EXERCISE PROMPT
Gather the lines from the material that contain "Итого".

== RECORDS FOR PROCESSING ==

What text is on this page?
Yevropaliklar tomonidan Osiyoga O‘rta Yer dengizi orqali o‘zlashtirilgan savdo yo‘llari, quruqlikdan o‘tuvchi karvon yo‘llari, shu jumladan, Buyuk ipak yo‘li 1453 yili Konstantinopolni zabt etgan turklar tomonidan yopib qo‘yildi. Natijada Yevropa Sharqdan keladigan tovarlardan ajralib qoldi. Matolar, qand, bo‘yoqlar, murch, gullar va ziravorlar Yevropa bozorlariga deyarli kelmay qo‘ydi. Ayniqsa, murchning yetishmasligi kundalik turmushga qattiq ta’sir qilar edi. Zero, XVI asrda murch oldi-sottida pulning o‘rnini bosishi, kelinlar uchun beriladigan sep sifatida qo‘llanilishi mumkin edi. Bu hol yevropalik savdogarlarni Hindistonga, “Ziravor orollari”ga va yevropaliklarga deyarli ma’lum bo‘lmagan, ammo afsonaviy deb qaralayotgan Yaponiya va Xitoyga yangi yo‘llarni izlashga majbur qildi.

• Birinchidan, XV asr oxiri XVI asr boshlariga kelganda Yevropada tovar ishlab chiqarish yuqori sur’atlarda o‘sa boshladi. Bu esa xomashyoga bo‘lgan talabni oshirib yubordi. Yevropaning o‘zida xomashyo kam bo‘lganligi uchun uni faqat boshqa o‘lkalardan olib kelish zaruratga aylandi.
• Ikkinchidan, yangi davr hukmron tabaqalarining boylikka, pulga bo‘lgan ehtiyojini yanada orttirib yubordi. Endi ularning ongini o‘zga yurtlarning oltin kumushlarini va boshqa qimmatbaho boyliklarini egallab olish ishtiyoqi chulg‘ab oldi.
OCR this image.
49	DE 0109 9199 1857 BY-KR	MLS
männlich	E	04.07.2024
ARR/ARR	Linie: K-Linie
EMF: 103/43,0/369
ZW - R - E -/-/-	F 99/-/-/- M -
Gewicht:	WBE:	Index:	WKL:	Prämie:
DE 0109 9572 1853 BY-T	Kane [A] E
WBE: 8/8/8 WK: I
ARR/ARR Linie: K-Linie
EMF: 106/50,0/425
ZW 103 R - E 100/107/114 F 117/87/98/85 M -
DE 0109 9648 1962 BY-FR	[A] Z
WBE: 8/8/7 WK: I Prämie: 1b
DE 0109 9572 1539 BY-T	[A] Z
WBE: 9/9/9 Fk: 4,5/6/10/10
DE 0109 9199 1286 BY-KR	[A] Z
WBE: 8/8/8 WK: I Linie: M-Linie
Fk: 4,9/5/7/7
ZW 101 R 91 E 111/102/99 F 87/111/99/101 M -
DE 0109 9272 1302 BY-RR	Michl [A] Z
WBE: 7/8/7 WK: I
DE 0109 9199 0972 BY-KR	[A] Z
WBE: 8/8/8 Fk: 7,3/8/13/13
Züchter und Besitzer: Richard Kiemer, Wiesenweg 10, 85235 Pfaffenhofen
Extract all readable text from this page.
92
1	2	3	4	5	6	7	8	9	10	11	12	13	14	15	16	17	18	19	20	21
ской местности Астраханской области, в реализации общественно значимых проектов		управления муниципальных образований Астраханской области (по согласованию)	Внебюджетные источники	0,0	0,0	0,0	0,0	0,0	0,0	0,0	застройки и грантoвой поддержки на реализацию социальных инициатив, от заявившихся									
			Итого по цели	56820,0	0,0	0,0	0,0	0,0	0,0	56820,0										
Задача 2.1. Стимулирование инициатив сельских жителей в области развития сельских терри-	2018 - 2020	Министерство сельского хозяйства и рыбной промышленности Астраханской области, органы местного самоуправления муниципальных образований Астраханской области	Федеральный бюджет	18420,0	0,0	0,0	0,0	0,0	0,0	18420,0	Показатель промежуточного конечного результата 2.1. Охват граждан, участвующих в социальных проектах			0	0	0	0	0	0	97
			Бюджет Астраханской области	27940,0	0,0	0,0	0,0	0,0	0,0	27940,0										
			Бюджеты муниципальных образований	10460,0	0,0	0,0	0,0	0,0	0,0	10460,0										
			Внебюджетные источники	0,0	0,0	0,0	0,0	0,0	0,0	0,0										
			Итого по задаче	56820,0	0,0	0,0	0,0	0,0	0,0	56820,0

===

WRITTEN REPLY
			Итого по цели	56820,0	0,0	0,0	0,0	0,0	0,0	56820,0										
			Итого по задаче	56820,0	0,0	0,0	0,0	0,0	0,0	56820,0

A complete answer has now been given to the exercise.